» Task to complete: Answer with a number only: how many lines of the data contain "center"?

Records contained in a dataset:
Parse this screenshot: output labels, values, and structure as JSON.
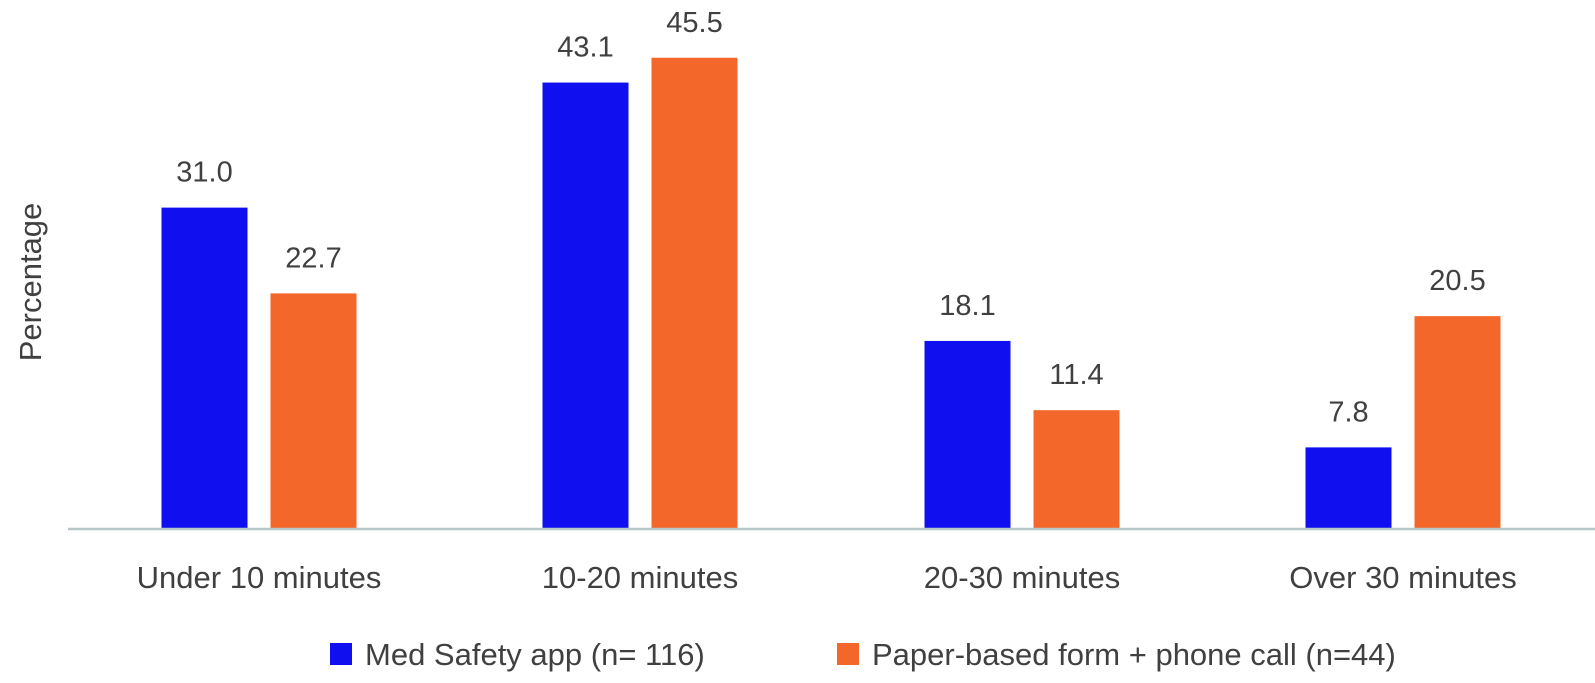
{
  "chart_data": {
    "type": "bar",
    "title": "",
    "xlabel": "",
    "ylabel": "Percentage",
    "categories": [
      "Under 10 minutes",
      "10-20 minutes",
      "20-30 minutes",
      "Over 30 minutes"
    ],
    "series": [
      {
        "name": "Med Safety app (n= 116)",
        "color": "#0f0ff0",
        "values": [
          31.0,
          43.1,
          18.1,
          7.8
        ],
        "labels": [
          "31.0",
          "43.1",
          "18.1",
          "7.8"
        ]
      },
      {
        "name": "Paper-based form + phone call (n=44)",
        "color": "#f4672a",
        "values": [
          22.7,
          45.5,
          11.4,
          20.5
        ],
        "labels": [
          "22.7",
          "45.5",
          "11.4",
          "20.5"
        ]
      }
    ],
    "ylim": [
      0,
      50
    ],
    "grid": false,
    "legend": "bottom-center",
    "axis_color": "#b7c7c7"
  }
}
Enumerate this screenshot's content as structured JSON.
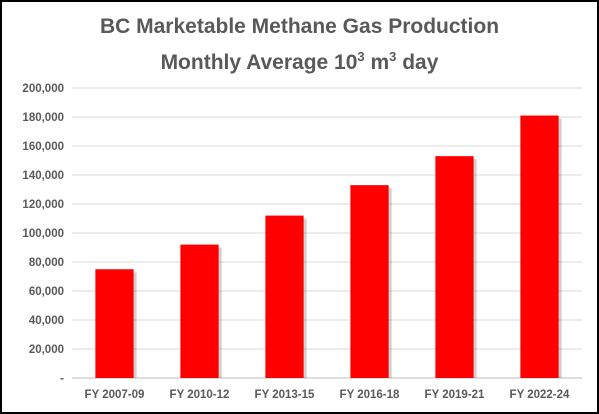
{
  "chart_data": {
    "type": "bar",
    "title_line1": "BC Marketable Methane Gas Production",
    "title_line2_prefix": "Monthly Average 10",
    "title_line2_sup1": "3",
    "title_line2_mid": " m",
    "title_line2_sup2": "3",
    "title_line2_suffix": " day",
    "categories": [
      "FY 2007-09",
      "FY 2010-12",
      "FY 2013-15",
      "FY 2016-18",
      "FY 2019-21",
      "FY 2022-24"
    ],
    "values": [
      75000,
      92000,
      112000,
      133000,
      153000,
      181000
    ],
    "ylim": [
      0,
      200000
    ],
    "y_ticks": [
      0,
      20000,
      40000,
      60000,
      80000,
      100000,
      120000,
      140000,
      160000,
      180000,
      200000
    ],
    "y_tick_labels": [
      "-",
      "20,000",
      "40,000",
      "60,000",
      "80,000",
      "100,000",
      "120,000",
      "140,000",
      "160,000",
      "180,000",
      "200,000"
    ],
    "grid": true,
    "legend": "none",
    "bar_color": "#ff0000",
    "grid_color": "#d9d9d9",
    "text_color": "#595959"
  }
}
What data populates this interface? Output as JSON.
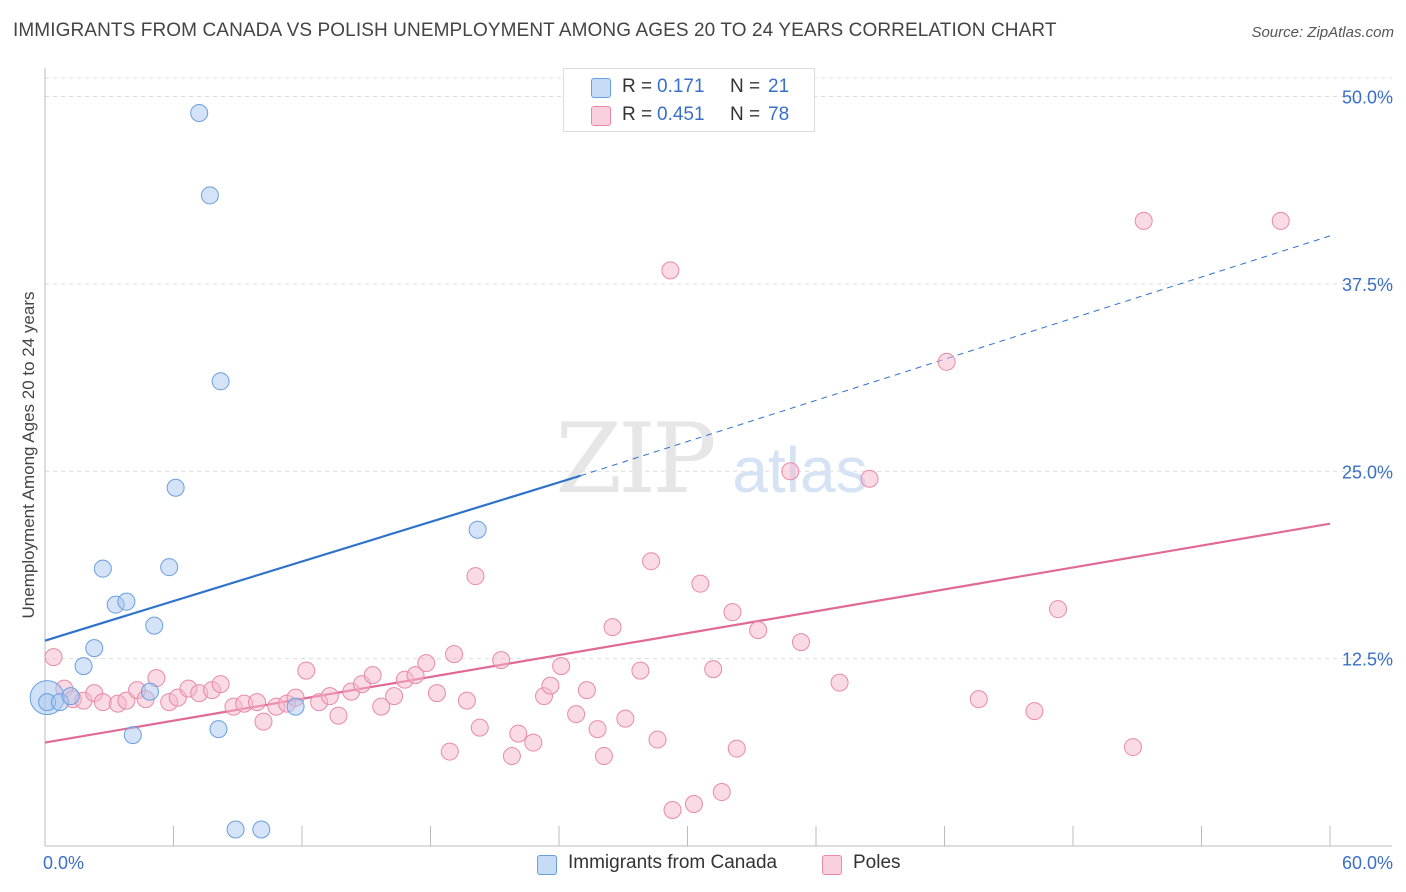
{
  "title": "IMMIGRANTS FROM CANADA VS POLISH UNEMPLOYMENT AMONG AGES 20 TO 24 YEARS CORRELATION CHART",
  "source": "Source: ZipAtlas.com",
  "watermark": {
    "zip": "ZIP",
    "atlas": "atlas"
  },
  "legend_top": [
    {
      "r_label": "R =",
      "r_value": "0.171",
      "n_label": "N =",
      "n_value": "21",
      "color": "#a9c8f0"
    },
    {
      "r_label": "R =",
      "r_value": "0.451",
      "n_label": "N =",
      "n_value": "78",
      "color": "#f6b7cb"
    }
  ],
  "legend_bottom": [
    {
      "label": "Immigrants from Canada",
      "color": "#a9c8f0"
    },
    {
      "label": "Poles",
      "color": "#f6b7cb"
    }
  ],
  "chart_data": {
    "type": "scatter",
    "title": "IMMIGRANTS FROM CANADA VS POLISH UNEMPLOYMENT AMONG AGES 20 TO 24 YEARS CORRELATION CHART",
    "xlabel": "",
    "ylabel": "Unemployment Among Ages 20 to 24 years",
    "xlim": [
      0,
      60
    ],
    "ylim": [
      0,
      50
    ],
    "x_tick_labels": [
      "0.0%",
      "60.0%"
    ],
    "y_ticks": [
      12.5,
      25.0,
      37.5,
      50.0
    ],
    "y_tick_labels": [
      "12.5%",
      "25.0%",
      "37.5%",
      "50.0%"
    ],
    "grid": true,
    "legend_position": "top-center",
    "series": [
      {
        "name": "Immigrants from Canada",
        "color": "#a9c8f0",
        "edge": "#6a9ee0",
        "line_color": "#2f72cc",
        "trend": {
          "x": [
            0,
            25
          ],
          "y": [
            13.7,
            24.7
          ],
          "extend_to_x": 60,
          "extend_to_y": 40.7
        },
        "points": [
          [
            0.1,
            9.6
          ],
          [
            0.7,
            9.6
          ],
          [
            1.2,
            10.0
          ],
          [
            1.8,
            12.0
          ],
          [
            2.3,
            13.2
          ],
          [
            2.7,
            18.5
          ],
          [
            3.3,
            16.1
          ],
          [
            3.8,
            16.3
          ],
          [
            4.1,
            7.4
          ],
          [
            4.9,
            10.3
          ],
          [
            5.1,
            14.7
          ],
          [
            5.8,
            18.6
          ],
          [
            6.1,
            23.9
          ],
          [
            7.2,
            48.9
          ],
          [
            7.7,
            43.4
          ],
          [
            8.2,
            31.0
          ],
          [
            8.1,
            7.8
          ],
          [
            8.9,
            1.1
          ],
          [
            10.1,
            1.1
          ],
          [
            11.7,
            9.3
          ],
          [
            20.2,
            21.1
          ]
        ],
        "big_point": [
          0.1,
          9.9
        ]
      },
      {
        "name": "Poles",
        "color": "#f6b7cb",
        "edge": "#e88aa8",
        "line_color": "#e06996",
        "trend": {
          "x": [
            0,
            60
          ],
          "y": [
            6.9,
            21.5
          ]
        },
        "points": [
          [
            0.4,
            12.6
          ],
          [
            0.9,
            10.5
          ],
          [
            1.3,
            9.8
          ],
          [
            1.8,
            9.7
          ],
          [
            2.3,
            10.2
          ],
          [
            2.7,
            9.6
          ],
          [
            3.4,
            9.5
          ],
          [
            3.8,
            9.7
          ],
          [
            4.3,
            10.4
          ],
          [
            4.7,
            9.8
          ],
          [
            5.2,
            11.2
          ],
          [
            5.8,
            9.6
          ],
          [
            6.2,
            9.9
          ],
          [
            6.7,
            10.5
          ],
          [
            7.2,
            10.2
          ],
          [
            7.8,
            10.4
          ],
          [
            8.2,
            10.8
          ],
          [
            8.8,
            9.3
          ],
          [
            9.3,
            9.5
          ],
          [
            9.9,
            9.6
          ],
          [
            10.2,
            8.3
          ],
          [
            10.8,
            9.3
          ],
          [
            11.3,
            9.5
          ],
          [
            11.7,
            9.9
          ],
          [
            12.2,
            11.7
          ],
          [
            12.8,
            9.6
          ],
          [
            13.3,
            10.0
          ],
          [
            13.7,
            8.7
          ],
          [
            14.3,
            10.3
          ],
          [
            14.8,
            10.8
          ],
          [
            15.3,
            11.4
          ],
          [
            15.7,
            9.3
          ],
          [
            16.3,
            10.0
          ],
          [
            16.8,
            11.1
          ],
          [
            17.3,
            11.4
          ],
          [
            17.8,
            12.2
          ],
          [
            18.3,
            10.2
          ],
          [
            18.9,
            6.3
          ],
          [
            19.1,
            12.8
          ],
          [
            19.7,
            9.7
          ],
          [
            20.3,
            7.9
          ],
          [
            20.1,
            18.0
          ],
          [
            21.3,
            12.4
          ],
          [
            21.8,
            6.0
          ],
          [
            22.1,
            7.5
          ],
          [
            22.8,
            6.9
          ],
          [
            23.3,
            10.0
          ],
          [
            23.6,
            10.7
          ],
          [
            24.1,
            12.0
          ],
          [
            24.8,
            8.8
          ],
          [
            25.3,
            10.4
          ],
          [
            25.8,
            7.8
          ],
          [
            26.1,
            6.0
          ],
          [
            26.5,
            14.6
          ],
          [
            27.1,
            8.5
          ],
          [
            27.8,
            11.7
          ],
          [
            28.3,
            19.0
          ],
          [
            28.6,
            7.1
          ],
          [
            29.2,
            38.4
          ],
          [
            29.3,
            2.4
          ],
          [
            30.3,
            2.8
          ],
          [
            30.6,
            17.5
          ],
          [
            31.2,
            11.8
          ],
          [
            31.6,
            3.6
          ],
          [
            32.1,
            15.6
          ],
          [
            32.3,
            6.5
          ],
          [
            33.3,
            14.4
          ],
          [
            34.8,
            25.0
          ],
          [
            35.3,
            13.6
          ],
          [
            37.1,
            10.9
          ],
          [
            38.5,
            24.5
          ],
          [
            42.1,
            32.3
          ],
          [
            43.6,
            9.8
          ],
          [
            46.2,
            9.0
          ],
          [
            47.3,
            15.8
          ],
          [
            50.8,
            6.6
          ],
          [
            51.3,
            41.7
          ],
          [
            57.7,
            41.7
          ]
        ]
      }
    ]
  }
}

» Exercise answer: 2